═════ RECORDS TO PROCESS
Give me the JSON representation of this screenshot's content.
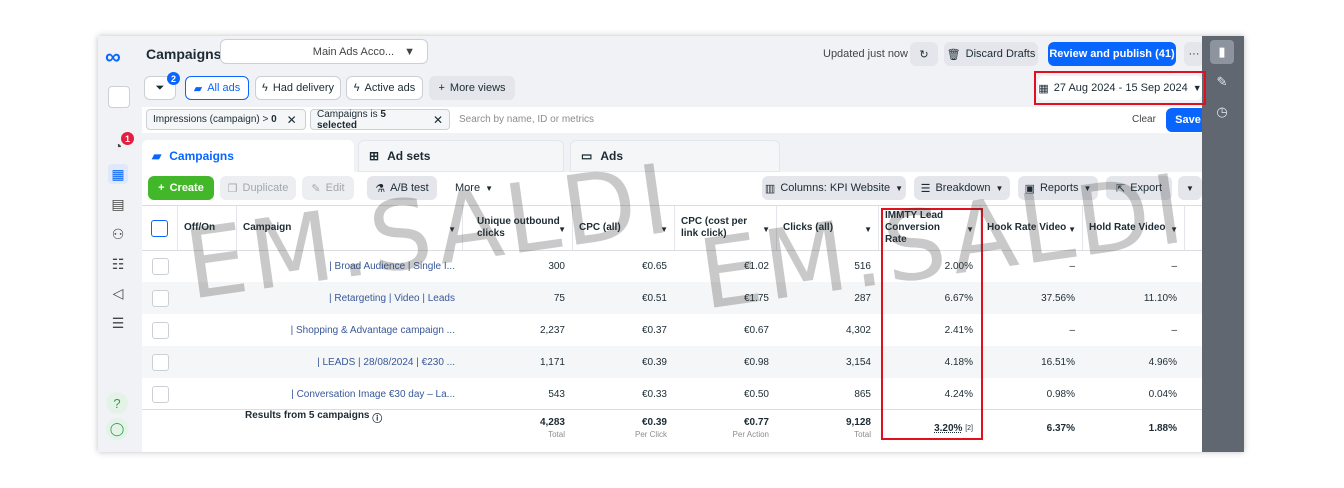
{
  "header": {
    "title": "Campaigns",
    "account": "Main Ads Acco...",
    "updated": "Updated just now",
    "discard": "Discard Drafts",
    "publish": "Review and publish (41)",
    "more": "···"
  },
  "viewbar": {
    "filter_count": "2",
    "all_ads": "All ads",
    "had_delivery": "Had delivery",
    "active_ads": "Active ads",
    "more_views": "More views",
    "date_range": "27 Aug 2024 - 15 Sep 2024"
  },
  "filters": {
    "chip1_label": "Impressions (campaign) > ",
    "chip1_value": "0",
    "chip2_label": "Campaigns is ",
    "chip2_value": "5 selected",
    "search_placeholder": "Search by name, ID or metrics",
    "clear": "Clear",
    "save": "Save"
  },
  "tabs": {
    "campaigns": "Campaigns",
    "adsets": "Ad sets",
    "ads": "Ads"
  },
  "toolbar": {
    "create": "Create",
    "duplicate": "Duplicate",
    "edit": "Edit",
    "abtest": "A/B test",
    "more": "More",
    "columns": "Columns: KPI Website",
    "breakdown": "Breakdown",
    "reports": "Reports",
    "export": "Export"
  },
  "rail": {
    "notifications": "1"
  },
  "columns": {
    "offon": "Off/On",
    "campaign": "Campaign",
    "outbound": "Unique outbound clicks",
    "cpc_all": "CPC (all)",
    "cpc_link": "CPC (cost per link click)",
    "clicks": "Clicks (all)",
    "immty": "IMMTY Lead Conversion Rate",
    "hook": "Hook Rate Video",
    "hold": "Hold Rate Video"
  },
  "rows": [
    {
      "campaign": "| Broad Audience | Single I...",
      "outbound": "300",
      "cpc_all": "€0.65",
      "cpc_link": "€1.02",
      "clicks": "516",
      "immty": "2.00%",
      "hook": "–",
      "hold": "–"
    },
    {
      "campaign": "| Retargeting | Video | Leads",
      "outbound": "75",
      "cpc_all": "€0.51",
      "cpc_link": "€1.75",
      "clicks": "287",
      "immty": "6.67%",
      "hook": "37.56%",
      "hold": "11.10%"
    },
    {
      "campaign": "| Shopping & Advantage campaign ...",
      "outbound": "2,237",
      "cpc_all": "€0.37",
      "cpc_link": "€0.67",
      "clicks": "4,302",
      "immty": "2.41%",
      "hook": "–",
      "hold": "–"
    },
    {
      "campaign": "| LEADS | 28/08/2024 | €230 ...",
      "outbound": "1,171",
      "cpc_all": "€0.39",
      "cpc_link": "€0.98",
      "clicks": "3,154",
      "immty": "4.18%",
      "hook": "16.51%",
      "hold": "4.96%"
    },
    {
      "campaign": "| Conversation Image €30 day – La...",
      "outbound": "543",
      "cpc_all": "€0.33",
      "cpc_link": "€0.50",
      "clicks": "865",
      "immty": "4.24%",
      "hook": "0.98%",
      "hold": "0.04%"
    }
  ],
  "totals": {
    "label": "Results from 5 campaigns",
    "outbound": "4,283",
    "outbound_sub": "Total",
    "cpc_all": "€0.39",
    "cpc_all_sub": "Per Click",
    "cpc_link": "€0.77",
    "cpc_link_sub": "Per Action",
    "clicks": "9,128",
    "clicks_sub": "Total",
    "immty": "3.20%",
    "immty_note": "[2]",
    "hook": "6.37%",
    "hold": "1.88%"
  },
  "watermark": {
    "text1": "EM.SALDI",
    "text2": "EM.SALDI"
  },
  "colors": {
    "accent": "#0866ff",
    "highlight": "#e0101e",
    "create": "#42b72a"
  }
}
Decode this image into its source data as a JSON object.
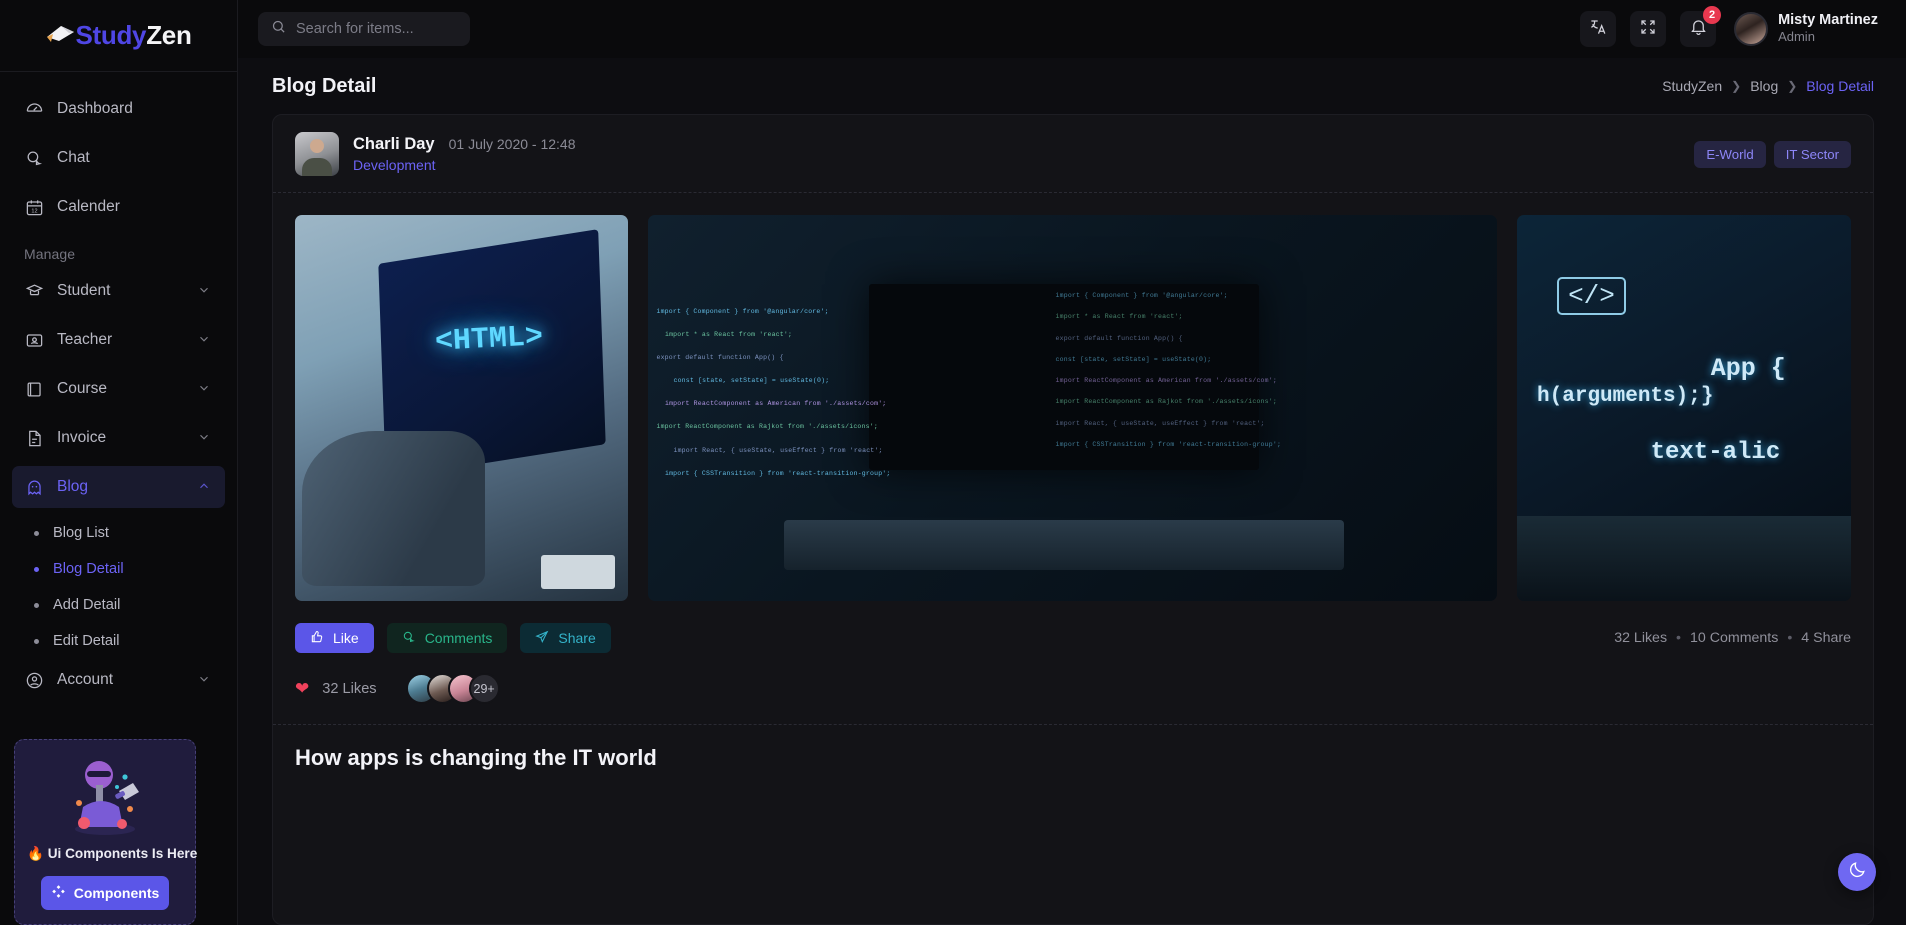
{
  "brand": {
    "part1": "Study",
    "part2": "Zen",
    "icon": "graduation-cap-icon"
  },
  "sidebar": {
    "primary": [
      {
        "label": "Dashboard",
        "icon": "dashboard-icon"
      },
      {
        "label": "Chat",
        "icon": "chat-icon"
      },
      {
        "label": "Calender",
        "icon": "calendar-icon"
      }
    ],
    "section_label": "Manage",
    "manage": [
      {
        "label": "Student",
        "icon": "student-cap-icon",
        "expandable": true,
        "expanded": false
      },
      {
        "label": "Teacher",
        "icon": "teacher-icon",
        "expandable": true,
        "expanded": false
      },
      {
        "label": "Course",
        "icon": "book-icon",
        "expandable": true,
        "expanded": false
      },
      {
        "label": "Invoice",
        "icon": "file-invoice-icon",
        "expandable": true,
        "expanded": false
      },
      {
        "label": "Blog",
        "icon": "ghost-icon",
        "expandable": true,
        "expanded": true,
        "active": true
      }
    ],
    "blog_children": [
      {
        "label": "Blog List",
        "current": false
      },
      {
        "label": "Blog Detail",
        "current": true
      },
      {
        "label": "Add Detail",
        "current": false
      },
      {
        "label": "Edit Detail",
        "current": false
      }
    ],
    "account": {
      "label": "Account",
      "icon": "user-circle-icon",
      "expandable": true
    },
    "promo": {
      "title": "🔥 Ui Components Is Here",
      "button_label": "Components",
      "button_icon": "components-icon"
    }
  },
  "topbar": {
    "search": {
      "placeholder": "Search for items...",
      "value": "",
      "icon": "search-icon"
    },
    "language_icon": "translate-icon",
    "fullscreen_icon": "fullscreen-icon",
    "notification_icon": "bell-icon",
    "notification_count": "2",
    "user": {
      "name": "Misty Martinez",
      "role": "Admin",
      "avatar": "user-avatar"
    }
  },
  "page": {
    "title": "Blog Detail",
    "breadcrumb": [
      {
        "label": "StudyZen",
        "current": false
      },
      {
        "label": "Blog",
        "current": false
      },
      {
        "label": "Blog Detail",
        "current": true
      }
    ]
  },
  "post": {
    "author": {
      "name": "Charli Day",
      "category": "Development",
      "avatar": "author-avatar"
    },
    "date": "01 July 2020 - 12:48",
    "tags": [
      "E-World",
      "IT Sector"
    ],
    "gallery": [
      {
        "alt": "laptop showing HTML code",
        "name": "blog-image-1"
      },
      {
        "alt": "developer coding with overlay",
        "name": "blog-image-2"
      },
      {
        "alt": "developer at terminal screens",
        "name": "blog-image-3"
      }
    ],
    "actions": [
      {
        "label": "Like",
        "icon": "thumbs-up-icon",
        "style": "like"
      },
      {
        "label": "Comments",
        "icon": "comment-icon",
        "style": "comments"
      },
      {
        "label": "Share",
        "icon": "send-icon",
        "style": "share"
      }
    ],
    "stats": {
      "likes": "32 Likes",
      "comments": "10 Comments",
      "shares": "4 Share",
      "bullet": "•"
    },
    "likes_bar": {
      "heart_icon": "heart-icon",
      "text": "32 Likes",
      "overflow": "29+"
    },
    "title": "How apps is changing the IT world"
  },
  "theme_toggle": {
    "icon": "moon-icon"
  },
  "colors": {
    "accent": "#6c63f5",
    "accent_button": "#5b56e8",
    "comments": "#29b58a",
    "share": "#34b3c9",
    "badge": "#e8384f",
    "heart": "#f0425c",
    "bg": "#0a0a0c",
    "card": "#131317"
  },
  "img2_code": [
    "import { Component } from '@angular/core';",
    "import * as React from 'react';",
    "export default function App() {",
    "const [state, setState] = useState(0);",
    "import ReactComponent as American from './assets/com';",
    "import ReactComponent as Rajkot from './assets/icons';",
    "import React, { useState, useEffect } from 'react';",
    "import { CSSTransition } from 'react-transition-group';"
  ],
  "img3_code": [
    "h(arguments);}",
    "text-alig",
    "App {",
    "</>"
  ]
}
══════════
═════ RECORDS TO PROCESS
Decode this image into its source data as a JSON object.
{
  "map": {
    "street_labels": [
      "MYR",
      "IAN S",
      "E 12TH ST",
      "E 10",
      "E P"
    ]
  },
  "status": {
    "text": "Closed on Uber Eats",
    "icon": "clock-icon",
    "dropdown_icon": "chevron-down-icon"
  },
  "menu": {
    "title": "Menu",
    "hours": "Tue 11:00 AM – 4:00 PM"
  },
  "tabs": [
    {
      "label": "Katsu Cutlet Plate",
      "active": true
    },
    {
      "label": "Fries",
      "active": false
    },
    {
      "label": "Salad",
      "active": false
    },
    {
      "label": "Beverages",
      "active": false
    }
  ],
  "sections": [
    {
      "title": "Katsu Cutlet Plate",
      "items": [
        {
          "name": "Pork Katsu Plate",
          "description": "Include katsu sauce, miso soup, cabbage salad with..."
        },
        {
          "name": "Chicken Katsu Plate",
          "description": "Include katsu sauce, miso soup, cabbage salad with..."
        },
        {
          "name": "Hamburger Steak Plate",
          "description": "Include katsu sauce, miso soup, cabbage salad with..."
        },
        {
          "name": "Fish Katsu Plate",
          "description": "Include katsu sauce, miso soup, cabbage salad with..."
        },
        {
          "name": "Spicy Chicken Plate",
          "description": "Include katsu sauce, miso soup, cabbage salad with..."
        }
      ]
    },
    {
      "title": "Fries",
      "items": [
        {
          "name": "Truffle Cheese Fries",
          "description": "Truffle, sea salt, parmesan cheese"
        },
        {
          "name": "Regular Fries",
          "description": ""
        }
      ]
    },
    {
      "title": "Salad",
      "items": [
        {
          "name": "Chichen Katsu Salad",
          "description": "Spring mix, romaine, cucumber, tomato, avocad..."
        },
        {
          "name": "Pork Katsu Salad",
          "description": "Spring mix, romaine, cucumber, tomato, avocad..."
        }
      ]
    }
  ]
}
══════════
═════ RECORDS TO PROCESS
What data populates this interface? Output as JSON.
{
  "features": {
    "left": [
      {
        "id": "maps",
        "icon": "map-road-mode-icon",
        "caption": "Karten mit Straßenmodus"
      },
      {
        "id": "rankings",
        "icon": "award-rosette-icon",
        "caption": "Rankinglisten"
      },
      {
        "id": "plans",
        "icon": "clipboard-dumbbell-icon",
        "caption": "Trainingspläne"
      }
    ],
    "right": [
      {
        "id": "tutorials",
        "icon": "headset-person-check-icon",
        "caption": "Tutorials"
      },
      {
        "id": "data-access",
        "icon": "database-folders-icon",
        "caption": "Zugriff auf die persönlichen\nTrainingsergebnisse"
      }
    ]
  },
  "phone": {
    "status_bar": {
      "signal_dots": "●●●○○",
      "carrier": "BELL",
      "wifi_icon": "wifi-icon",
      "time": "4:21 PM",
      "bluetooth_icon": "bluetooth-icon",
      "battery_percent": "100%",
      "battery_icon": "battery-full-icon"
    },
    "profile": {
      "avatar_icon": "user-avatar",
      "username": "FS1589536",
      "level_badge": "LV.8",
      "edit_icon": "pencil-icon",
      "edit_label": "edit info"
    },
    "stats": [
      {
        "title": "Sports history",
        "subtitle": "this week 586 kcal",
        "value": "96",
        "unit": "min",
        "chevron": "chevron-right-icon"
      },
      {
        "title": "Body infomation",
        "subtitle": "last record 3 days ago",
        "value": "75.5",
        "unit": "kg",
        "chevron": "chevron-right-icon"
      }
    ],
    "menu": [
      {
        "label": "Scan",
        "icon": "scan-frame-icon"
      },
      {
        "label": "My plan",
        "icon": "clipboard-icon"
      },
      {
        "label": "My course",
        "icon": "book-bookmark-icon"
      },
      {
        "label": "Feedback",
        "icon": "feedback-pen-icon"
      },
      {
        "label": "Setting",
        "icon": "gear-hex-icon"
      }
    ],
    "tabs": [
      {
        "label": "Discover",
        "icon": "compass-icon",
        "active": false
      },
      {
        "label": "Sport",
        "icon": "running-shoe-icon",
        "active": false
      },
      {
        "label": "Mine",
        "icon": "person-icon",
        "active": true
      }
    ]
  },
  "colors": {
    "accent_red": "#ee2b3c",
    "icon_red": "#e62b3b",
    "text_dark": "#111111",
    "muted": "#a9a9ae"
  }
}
══════════
** TASK DETAILS **
Copy each line of the listing that includes "Video".

** OUTPUT OF THE TASK **
    "hook": "Hook Rate Video",
    "hold": "Hold Rate Video"
      "campaign": "| Retargeting | Video | Leads",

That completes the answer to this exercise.